Pictures stay out; everything else in the records below is copied exactly.

★ ★ ★ ★

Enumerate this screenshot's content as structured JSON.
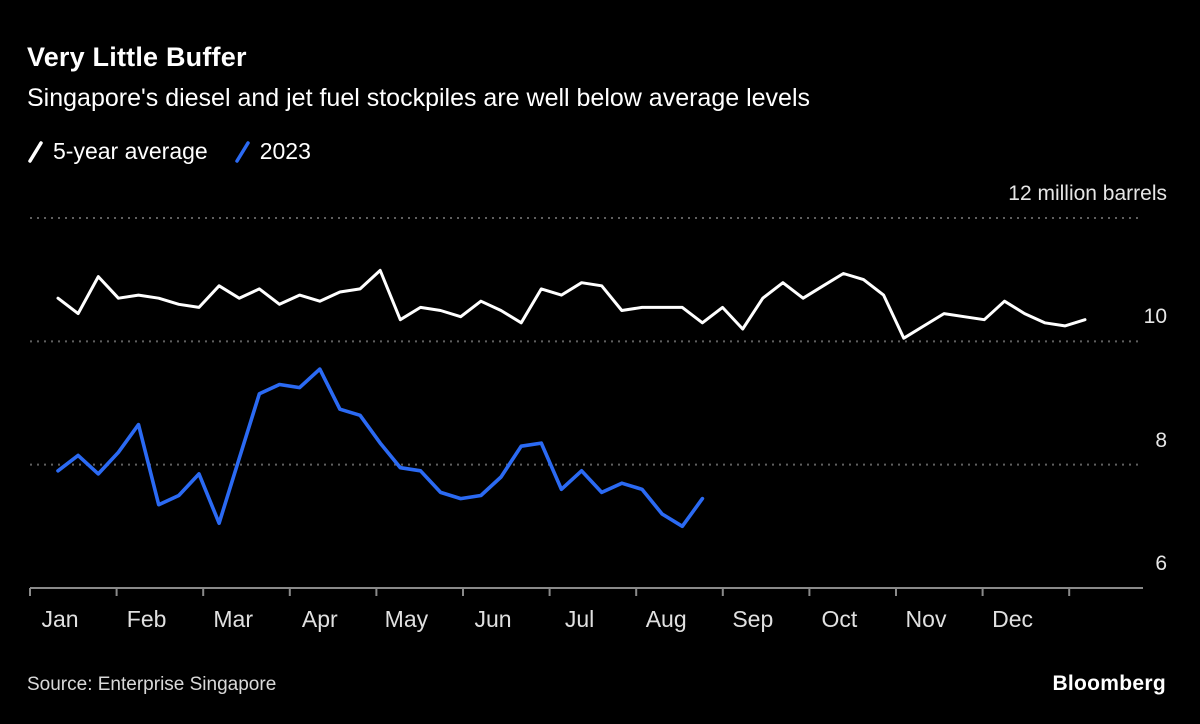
{
  "header": {
    "title": "Very Little Buffer",
    "subtitle": "Singapore's diesel and jet fuel stockpiles are well below average levels"
  },
  "legend": [
    {
      "label": "5-year average",
      "color": "#ffffff"
    },
    {
      "label": "2023",
      "color": "#2b6af3"
    }
  ],
  "footer": {
    "source": "Source: Enterprise Singapore",
    "brand": "Bloomberg"
  },
  "colors": {
    "background": "#000000",
    "gridline": "#5f5f5f",
    "axis": "#8a8a8a",
    "white_series": "#ffffff",
    "blue_series": "#2b6af3"
  },
  "chart_data": {
    "type": "line",
    "title": "Very Little Buffer",
    "subtitle": "Singapore's diesel and jet fuel stockpiles are well below average levels",
    "unit": "million barrels",
    "x_unit": "weeks of the year",
    "categories": [
      "Jan",
      "Feb",
      "Mar",
      "Apr",
      "May",
      "Jun",
      "Jul",
      "Aug",
      "Sep",
      "Oct",
      "Nov",
      "Dec"
    ],
    "ylim": [
      6,
      12.3
    ],
    "y_ticks": [
      {
        "value": 12,
        "label": "12 million barrels",
        "grid": true
      },
      {
        "value": 10,
        "label": "10",
        "grid": true
      },
      {
        "value": 8,
        "label": "8",
        "grid": true
      },
      {
        "value": 6,
        "label": "6",
        "grid": false
      }
    ],
    "grid": "dotted horizontal",
    "legend_position": "top-left",
    "series": [
      {
        "name": "5-year average",
        "color": "#ffffff",
        "values": [
          10.7,
          10.45,
          11.05,
          10.7,
          10.75,
          10.7,
          10.6,
          10.55,
          10.9,
          10.7,
          10.85,
          10.6,
          10.75,
          10.65,
          10.8,
          10.85,
          11.15,
          10.35,
          10.55,
          10.5,
          10.4,
          10.65,
          10.5,
          10.3,
          10.85,
          10.75,
          10.95,
          10.9,
          10.5,
          10.55,
          10.55,
          10.55,
          10.3,
          10.55,
          10.2,
          10.7,
          10.95,
          10.7,
          10.9,
          11.1,
          11.0,
          10.75,
          10.05,
          10.25,
          10.45,
          10.4,
          10.35,
          10.65,
          10.45,
          10.3,
          10.25,
          10.35
        ]
      },
      {
        "name": "2023",
        "color": "#2b6af3",
        "values": [
          7.9,
          8.15,
          7.85,
          8.2,
          8.65,
          7.35,
          7.5,
          7.85,
          7.05,
          8.1,
          9.15,
          9.3,
          9.25,
          9.55,
          8.9,
          8.8,
          8.35,
          7.95,
          7.9,
          7.55,
          7.45,
          7.5,
          7.8,
          8.3,
          8.35,
          7.6,
          7.9,
          7.55,
          7.7,
          7.6,
          7.2,
          7.0,
          7.45
        ]
      }
    ]
  }
}
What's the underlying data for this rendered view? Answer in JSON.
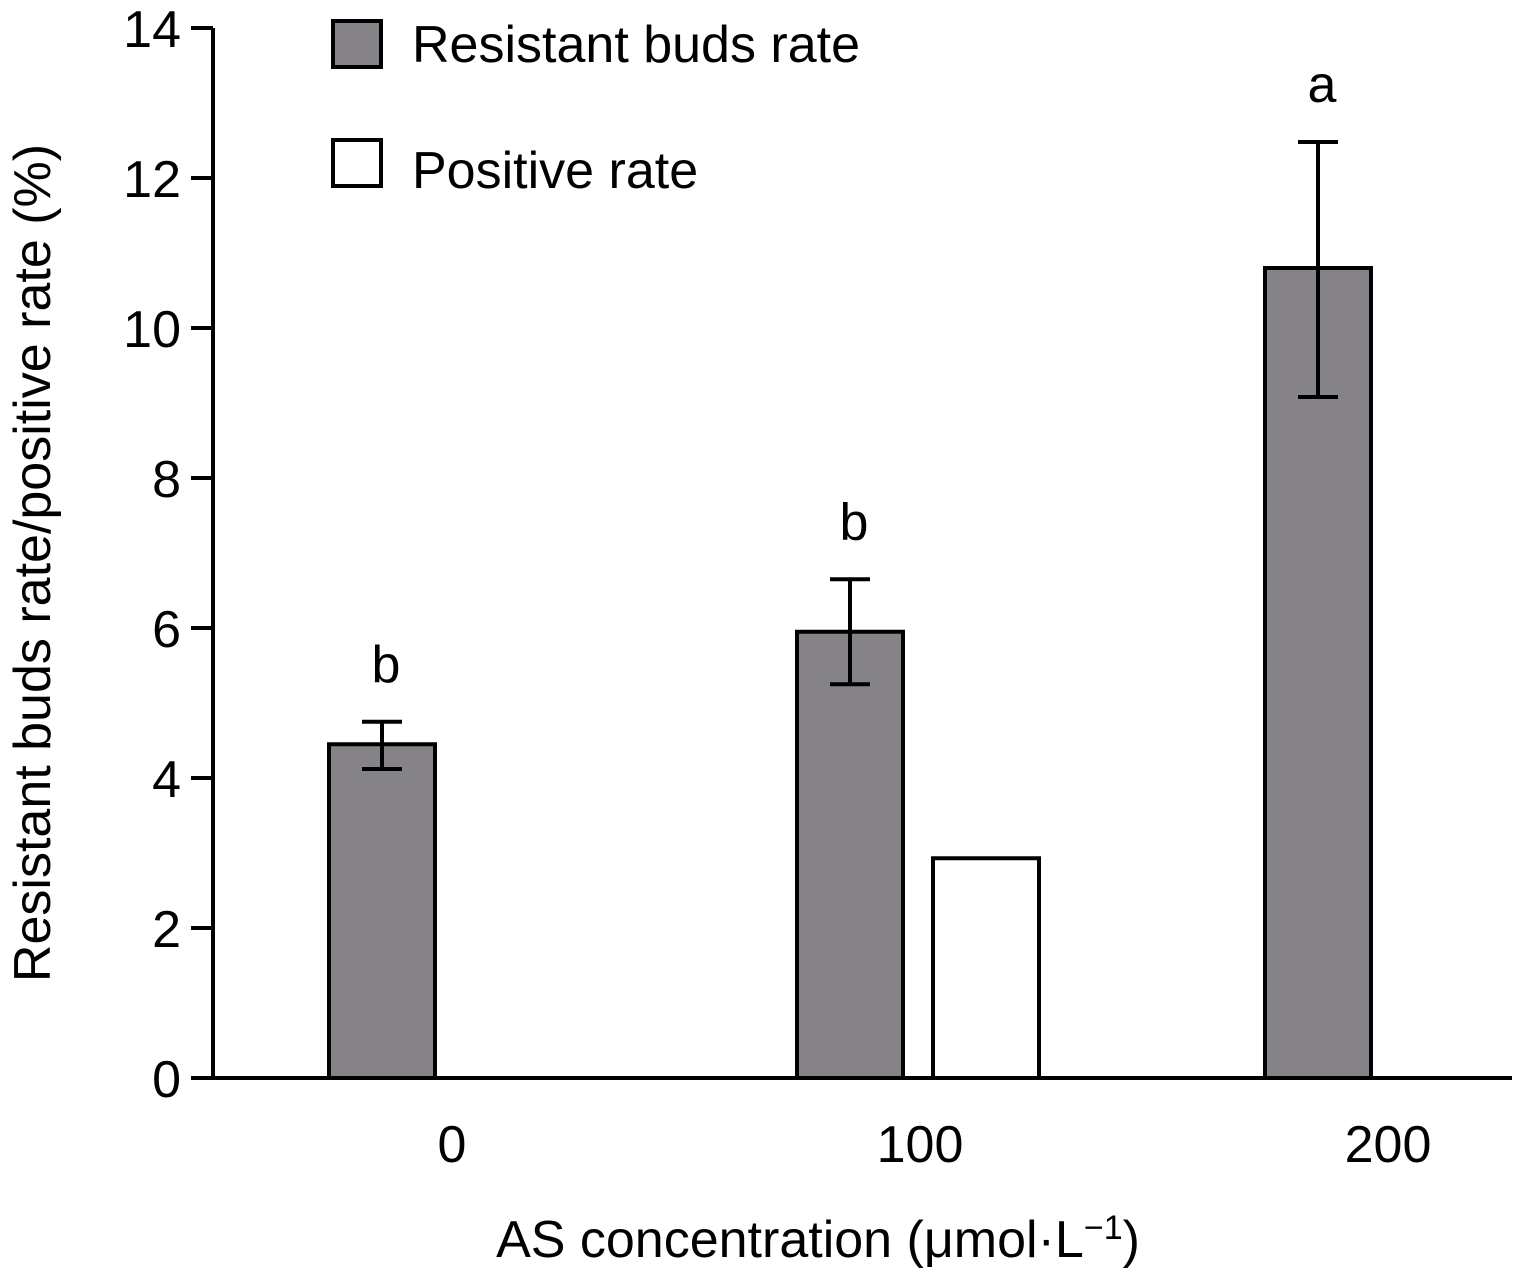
{
  "chart_data": {
    "type": "bar",
    "categories": [
      "0",
      "100",
      "200"
    ],
    "xlabel": "AS concentration (μmol·L",
    "xlabel_sup": "−1",
    "xlabel_end": ")",
    "ylabel": "Resistant buds rate/positive rate (%)",
    "ylim": [
      0,
      14
    ],
    "yticks": [
      "0",
      "2",
      "4",
      "6",
      "8",
      "10",
      "12",
      "14"
    ],
    "grid": false,
    "legend_position": "top-left",
    "series": [
      {
        "name": "Resistant buds rate",
        "color": "#858388",
        "values": [
          4.45,
          5.95,
          10.8
        ],
        "error_low": [
          4.12,
          5.25,
          9.08
        ],
        "error_high": [
          4.75,
          6.65,
          12.48
        ],
        "significance": [
          "b",
          "b",
          "a"
        ]
      },
      {
        "name": "Positive rate",
        "color": "#ffffff",
        "values": [
          null,
          2.93,
          null
        ]
      }
    ]
  }
}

★ ★ ★ ★

● **SOLUTION TO THE PROBLEM**
Enumerate this screenshot's content as structured JSON.
{
  "header": {
    "title": "Very Little Buffer",
    "subtitle": "Singapore's diesel and jet fuel stockpiles are well below average levels"
  },
  "legend": [
    {
      "label": "5-year average",
      "color": "#ffffff"
    },
    {
      "label": "2023",
      "color": "#2b6af3"
    }
  ],
  "footer": {
    "source": "Source: Enterprise Singapore",
    "brand": "Bloomberg"
  },
  "colors": {
    "background": "#000000",
    "gridline": "#5f5f5f",
    "axis": "#8a8a8a",
    "white_series": "#ffffff",
    "blue_series": "#2b6af3"
  },
  "chart_data": {
    "type": "line",
    "title": "Very Little Buffer",
    "subtitle": "Singapore's diesel and jet fuel stockpiles are well below average levels",
    "unit": "million barrels",
    "x_unit": "weeks of the year",
    "categories": [
      "Jan",
      "Feb",
      "Mar",
      "Apr",
      "May",
      "Jun",
      "Jul",
      "Aug",
      "Sep",
      "Oct",
      "Nov",
      "Dec"
    ],
    "ylim": [
      6,
      12.3
    ],
    "y_ticks": [
      {
        "value": 12,
        "label": "12 million barrels",
        "grid": true
      },
      {
        "value": 10,
        "label": "10",
        "grid": true
      },
      {
        "value": 8,
        "label": "8",
        "grid": true
      },
      {
        "value": 6,
        "label": "6",
        "grid": false
      }
    ],
    "grid": "dotted horizontal",
    "legend_position": "top-left",
    "series": [
      {
        "name": "5-year average",
        "color": "#ffffff",
        "values": [
          10.7,
          10.45,
          11.05,
          10.7,
          10.75,
          10.7,
          10.6,
          10.55,
          10.9,
          10.7,
          10.85,
          10.6,
          10.75,
          10.65,
          10.8,
          10.85,
          11.15,
          10.35,
          10.55,
          10.5,
          10.4,
          10.65,
          10.5,
          10.3,
          10.85,
          10.75,
          10.95,
          10.9,
          10.5,
          10.55,
          10.55,
          10.55,
          10.3,
          10.55,
          10.2,
          10.7,
          10.95,
          10.7,
          10.9,
          11.1,
          11.0,
          10.75,
          10.05,
          10.25,
          10.45,
          10.4,
          10.35,
          10.65,
          10.45,
          10.3,
          10.25,
          10.35
        ]
      },
      {
        "name": "2023",
        "color": "#2b6af3",
        "values": [
          7.9,
          8.15,
          7.85,
          8.2,
          8.65,
          7.35,
          7.5,
          7.85,
          7.05,
          8.1,
          9.15,
          9.3,
          9.25,
          9.55,
          8.9,
          8.8,
          8.35,
          7.95,
          7.9,
          7.55,
          7.45,
          7.5,
          7.8,
          8.3,
          8.35,
          7.6,
          7.9,
          7.55,
          7.7,
          7.6,
          7.2,
          7.0,
          7.45
        ]
      }
    ]
  }
}
What's the underlying data for this rendered view? Answer in JSON.
{
  "chart_data": {
    "type": "bar",
    "categories": [
      "0",
      "100",
      "200"
    ],
    "xlabel": "AS concentration (μmol·L",
    "xlabel_sup": "−1",
    "xlabel_end": ")",
    "ylabel": "Resistant buds rate/positive rate (%)",
    "ylim": [
      0,
      14
    ],
    "yticks": [
      "0",
      "2",
      "4",
      "6",
      "8",
      "10",
      "12",
      "14"
    ],
    "grid": false,
    "legend_position": "top-left",
    "series": [
      {
        "name": "Resistant buds rate",
        "color": "#858388",
        "values": [
          4.45,
          5.95,
          10.8
        ],
        "error_low": [
          4.12,
          5.25,
          9.08
        ],
        "error_high": [
          4.75,
          6.65,
          12.48
        ],
        "significance": [
          "b",
          "b",
          "a"
        ]
      },
      {
        "name": "Positive rate",
        "color": "#ffffff",
        "values": [
          null,
          2.93,
          null
        ]
      }
    ]
  }
}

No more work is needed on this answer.